### [WRITTEN EXERCISE]
Locate every line below that contains the word "connection" and copy it.

************

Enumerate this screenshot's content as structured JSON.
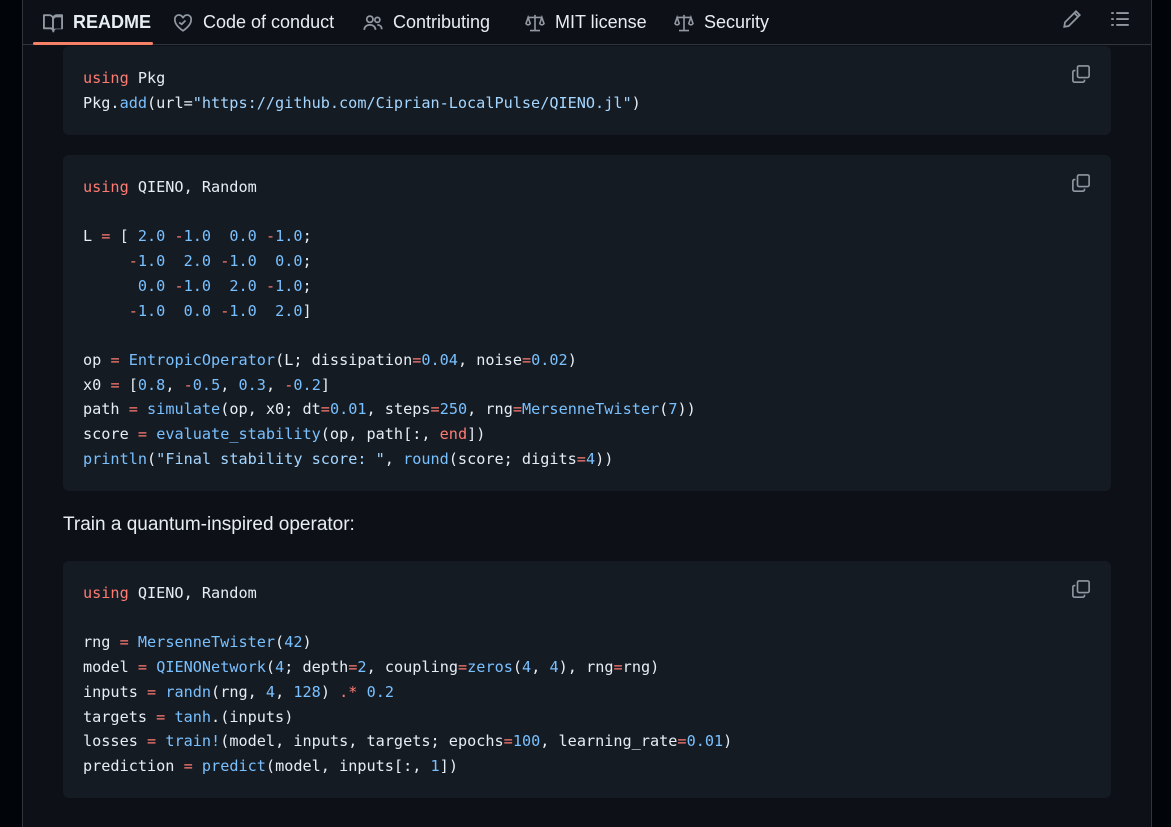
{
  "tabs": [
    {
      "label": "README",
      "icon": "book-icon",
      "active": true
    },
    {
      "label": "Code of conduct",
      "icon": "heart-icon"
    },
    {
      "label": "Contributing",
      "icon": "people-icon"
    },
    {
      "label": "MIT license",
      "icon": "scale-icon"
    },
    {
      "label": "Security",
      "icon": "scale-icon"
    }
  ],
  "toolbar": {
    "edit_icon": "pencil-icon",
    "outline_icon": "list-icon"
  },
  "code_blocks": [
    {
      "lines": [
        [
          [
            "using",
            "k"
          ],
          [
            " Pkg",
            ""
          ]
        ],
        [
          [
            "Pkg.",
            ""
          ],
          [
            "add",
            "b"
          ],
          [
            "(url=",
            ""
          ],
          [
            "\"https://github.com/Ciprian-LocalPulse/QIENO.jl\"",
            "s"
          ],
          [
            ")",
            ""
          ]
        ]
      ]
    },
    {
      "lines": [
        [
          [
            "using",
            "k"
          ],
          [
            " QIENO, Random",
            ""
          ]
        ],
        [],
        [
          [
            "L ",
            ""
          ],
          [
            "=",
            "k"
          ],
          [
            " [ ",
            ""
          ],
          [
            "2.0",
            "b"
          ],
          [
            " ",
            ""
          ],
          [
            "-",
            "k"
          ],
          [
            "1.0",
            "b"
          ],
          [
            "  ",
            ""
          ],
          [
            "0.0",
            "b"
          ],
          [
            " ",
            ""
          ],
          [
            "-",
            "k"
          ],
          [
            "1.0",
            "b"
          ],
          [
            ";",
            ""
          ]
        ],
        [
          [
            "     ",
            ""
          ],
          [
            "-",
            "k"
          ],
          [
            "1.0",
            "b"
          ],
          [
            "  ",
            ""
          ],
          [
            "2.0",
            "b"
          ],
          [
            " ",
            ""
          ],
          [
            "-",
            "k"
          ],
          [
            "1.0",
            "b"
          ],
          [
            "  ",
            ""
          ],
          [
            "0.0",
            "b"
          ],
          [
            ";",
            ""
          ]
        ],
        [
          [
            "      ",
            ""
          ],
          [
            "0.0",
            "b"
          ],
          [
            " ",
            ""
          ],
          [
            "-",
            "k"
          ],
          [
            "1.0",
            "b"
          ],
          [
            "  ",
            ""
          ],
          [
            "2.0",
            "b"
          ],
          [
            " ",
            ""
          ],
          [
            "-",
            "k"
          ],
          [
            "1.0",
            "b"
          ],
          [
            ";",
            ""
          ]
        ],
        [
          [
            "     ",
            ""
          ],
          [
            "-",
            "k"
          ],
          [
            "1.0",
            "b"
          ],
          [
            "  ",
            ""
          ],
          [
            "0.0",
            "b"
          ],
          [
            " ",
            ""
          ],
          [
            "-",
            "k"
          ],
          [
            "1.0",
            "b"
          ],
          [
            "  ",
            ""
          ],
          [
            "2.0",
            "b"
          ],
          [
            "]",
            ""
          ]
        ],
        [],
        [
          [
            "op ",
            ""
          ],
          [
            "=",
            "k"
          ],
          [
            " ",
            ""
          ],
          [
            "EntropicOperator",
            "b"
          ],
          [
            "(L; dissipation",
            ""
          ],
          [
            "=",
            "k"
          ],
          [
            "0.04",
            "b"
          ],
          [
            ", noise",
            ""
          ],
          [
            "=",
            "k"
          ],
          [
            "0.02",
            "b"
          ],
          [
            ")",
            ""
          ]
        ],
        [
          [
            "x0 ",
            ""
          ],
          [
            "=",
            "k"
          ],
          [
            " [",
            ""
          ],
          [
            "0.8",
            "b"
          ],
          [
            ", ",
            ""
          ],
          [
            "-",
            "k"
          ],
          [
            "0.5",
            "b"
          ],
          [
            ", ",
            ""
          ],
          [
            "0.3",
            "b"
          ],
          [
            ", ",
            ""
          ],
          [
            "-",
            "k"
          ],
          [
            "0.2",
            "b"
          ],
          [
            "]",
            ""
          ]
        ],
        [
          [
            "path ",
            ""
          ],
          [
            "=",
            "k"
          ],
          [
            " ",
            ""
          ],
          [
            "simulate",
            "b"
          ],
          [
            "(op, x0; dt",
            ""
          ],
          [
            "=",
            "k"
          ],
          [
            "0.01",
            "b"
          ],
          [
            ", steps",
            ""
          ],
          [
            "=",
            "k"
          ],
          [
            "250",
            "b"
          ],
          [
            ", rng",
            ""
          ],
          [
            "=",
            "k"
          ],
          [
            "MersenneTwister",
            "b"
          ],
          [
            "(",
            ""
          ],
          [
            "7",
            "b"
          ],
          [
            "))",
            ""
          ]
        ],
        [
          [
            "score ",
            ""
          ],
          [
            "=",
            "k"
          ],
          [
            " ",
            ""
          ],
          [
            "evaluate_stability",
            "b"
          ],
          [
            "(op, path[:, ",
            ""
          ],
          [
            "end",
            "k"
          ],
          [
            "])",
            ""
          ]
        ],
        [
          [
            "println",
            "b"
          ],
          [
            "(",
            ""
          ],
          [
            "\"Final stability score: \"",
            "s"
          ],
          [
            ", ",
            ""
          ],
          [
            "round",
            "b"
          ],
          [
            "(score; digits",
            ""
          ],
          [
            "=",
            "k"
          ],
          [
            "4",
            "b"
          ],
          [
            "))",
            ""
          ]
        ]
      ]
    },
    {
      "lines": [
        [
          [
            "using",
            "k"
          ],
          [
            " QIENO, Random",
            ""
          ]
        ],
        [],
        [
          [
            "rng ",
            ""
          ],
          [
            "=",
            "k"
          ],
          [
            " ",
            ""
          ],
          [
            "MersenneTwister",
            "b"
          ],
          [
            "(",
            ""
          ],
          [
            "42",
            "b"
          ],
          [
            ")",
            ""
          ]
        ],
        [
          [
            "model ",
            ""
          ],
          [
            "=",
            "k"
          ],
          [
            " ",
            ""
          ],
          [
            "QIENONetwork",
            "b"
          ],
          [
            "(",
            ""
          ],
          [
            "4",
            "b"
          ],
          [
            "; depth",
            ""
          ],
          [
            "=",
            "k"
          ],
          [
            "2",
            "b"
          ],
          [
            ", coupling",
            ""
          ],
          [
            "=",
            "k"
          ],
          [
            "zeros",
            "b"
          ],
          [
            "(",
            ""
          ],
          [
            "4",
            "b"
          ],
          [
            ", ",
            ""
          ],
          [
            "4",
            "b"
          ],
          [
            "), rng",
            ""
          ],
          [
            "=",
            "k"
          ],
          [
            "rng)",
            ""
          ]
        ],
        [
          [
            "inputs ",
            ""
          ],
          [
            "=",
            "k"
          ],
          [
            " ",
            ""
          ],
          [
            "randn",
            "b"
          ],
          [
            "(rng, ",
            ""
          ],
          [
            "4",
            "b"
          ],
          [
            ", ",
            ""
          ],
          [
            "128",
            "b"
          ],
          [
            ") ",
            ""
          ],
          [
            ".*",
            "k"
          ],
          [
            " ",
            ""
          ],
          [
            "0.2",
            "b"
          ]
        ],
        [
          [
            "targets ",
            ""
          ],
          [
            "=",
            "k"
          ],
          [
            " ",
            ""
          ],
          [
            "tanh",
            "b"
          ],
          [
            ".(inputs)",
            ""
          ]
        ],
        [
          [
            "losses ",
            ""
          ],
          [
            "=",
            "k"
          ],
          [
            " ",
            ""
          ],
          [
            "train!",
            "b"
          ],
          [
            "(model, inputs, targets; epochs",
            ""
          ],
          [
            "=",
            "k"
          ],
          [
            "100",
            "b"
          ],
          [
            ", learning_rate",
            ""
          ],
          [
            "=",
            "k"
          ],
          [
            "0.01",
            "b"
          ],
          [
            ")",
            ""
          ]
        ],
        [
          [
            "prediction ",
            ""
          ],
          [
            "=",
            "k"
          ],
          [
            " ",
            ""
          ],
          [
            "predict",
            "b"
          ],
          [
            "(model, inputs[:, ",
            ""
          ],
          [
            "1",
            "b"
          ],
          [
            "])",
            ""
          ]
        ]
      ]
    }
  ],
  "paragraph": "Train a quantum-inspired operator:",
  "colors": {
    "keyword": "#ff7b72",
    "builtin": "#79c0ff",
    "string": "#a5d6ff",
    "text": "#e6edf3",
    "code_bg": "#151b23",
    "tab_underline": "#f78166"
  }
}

************

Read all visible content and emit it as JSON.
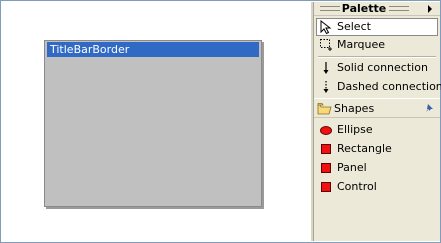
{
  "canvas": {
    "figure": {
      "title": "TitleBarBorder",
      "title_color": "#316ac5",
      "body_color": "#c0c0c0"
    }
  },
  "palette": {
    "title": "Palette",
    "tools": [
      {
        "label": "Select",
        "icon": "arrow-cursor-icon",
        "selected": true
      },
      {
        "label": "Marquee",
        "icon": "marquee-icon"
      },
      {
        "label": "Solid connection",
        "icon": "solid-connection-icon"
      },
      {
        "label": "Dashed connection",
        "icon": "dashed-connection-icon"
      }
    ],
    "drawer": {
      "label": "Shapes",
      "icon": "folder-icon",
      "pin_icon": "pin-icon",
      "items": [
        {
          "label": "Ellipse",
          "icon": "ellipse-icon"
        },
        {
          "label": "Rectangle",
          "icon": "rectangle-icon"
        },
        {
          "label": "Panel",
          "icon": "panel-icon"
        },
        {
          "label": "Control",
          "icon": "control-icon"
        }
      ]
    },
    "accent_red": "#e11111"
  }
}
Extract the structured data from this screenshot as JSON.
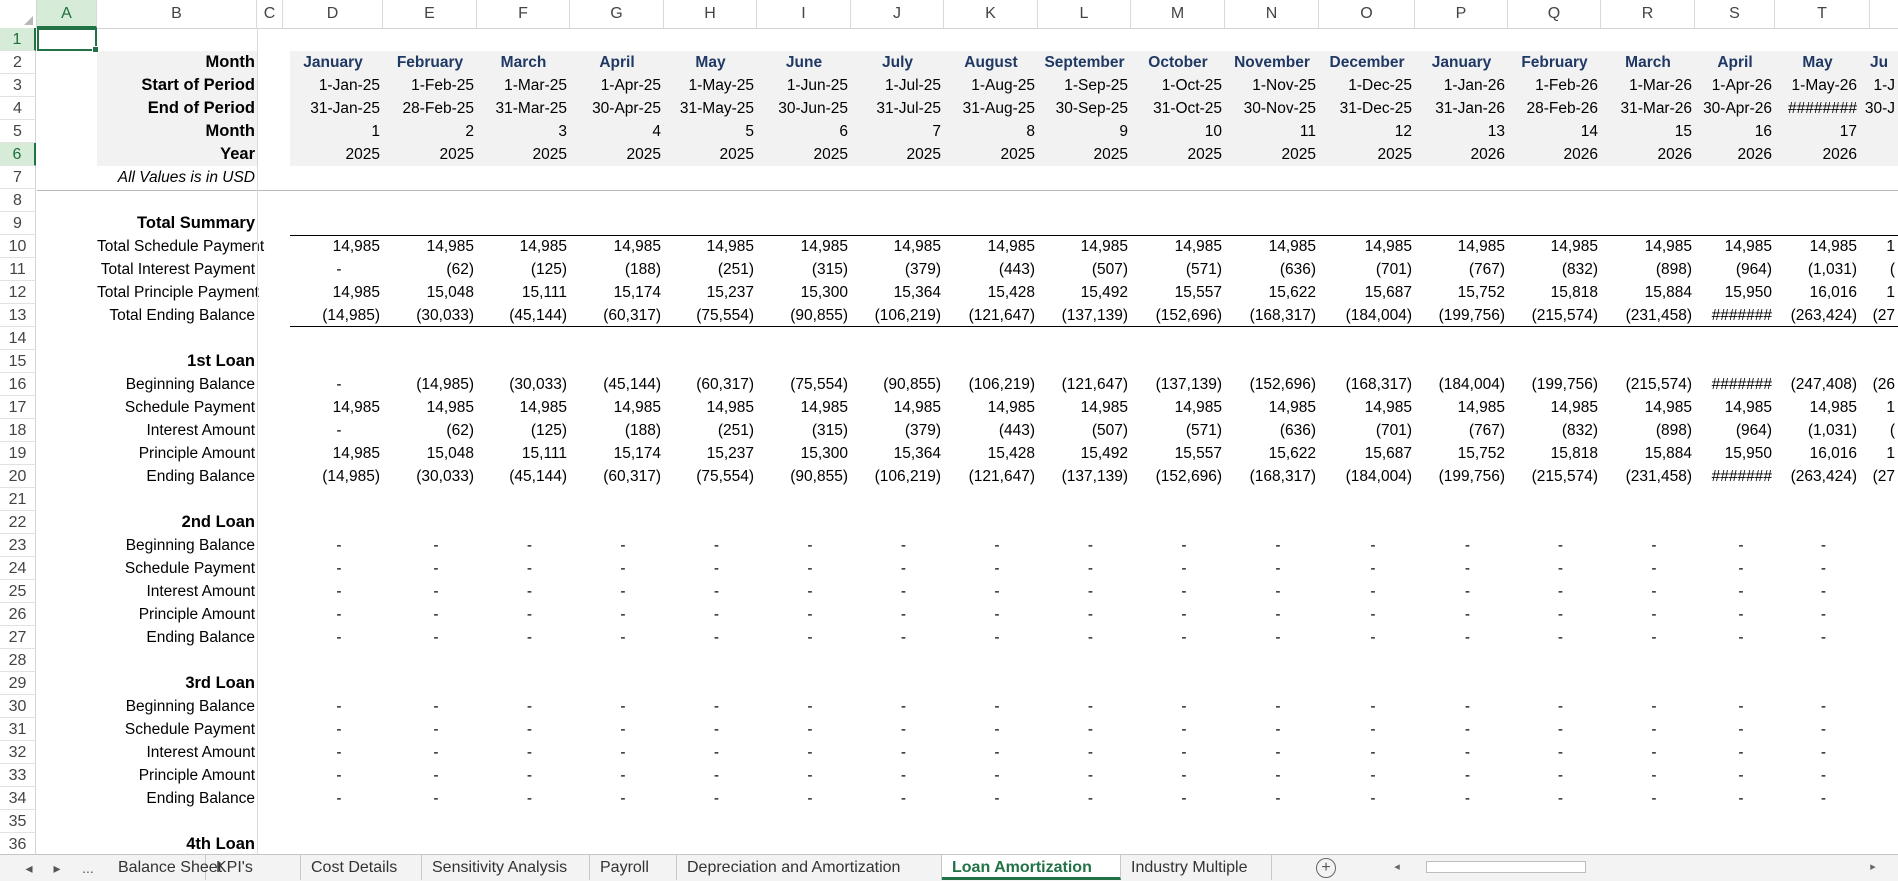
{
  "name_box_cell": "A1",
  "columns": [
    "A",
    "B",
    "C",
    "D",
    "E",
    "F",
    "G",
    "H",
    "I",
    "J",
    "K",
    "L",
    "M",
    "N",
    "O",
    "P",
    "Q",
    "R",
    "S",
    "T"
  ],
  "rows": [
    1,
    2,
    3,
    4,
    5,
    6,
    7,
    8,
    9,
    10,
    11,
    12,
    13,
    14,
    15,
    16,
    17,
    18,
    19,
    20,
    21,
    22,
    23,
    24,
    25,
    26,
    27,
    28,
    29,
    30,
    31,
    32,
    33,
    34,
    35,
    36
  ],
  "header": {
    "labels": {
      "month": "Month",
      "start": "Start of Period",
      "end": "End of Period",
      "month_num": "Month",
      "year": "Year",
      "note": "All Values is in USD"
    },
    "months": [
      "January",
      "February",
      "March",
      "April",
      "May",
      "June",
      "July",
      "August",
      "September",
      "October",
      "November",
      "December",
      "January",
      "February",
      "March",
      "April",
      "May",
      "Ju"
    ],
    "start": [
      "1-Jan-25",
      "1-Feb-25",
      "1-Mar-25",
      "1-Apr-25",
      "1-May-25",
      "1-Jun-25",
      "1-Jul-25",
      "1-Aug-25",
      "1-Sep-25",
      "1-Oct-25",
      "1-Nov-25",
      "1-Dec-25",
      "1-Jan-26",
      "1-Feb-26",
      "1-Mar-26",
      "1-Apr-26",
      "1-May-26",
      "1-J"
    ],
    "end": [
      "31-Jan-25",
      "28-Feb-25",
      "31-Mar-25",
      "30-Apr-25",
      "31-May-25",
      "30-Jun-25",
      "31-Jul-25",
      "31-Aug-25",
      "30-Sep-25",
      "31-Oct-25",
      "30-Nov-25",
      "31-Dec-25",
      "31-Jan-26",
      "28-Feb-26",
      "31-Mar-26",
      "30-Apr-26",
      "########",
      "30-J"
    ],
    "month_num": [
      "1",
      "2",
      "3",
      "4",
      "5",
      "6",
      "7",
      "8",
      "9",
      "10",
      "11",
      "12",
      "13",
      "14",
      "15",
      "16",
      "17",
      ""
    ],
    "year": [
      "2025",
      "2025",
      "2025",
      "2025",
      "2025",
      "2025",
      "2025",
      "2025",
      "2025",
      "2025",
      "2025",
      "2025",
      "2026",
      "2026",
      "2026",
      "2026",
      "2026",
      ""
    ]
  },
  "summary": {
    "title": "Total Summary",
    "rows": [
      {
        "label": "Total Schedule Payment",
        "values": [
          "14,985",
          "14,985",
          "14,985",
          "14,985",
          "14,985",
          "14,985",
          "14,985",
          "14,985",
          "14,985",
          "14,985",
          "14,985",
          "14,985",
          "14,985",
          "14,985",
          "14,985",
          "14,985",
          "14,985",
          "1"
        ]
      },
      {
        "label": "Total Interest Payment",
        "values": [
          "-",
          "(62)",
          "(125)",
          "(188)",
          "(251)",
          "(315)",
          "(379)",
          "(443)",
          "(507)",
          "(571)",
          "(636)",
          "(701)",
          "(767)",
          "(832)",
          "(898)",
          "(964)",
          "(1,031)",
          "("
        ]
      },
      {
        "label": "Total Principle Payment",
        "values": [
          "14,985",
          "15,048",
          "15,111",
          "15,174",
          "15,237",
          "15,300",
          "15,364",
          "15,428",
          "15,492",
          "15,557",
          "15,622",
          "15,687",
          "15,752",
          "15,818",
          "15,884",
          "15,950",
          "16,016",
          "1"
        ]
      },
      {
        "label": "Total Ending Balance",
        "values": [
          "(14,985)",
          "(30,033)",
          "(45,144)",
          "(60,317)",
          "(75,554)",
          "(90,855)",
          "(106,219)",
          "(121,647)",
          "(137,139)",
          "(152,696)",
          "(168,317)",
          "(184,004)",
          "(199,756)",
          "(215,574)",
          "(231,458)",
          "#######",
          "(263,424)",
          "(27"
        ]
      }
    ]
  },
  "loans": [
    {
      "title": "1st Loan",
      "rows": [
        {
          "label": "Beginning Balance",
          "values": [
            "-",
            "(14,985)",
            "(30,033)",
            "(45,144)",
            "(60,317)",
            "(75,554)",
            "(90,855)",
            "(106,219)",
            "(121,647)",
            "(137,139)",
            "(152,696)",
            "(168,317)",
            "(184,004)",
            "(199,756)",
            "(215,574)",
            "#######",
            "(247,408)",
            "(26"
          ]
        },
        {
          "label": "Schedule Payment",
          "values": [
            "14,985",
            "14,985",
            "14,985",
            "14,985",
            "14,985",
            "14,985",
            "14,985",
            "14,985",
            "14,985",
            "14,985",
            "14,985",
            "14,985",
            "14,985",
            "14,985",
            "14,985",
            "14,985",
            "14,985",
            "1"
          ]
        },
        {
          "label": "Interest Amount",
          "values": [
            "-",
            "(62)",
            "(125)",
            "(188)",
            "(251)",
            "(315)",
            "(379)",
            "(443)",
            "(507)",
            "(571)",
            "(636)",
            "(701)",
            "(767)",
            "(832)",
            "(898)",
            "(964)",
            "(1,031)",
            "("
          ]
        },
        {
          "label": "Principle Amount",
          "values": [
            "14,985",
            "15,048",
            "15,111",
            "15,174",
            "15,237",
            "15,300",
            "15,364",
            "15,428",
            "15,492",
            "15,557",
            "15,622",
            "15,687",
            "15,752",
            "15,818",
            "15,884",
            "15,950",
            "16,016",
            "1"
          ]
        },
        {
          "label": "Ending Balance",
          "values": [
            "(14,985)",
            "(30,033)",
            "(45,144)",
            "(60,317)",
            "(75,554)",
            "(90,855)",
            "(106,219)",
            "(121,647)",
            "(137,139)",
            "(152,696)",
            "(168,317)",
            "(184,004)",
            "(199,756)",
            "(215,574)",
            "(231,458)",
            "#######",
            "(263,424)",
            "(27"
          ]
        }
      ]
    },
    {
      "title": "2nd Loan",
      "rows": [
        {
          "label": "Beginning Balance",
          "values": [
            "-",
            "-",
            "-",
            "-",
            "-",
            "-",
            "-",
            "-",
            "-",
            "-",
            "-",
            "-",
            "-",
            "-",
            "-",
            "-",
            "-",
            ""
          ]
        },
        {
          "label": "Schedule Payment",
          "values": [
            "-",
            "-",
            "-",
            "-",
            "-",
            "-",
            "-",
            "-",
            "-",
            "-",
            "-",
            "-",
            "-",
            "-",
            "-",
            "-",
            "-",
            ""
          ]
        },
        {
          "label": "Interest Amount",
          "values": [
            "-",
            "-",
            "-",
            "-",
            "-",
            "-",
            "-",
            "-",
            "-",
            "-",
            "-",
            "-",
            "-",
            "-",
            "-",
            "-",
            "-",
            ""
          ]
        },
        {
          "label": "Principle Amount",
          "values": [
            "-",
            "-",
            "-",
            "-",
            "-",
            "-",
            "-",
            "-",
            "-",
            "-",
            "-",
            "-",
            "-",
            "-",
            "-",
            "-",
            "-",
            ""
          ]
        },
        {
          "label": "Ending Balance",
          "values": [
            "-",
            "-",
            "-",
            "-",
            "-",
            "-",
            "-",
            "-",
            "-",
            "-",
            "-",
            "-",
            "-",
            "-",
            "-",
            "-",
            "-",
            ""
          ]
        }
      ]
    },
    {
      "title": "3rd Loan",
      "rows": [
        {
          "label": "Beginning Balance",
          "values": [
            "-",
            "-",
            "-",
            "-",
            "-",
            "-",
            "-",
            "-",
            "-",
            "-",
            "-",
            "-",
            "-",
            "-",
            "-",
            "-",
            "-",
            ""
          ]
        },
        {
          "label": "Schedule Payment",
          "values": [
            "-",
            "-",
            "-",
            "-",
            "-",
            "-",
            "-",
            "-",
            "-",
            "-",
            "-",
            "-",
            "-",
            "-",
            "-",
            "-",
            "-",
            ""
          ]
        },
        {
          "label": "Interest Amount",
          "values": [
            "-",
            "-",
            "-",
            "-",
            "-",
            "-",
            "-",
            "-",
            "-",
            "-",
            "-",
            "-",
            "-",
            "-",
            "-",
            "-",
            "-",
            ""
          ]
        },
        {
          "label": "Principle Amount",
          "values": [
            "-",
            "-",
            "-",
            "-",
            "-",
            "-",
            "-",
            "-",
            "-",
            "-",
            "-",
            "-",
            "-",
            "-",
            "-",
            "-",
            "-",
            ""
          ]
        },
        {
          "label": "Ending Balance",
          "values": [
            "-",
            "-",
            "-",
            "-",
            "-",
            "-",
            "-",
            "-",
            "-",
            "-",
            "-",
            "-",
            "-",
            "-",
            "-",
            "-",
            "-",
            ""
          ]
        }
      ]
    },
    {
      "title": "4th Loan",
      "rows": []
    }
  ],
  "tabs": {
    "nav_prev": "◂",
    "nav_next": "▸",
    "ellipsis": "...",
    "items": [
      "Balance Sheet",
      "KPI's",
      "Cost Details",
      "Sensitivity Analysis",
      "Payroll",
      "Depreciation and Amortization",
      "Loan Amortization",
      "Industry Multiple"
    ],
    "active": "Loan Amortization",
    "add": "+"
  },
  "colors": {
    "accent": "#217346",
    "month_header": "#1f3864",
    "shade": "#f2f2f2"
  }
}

************

### [EXERCISE ANSWER]
        "label": "Solid connection",
        "icon": "solid-connection-icon"
        "label": "Dashed connection",
        "icon": "dashed-connection-icon"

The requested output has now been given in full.